*Exercise details*: Would you repeat each of the lines below exactly?

[Structured page parsing data]
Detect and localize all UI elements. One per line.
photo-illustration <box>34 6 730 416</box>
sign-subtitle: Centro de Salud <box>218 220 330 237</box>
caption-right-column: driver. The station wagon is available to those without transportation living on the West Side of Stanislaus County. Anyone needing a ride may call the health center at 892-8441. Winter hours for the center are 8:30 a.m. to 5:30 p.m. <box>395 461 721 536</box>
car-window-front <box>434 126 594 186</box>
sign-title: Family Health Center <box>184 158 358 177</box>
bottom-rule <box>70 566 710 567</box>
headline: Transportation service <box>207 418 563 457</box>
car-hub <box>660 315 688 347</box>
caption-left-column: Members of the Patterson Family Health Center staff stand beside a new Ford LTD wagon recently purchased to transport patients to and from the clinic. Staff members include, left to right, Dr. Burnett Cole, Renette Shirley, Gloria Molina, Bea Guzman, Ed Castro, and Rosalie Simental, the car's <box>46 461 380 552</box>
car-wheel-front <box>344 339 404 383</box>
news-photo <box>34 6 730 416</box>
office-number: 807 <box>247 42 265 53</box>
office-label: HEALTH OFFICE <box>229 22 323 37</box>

*Solution for this task*:
Detect and localize all UI elements. One per line.
photo-illustration <box>34 6 730 416</box>
sign-subtitle: Centro de Salud <box>218 220 330 237</box>
caption-right-column: driver. The station wagon is available to those without transportation living on the West Side of Stanislaus County. Anyone needing a ride may call the health center at 892-8441. Winter hours for the center are 8:30 a.m. to 5:30 p.m. <box>395 461 721 536</box>
car-window-front <box>434 126 594 186</box>
sign-title: Family Health Center <box>184 158 358 177</box>
bottom-rule <box>70 566 710 567</box>
headline: Transportation service <box>207 418 563 457</box>
car-hub <box>660 315 688 347</box>
caption-left-column: Members of the Patterson Family Health Center staff stand beside a new Ford LTD wagon recently purchased to transport patients to and from the clinic. Staff members include, left to right, Dr. Burnett Cole, Renette Shirley, Gloria Molina, Bea Guzman, Ed Castro, and Rosalie Simental, the car's <box>46 461 380 552</box>
car-wheel-front <box>344 339 404 383</box>
news-photo <box>34 6 730 416</box>
office-number: 807 <box>247 42 265 53</box>
office-label: HEALTH OFFICE <box>229 22 323 37</box>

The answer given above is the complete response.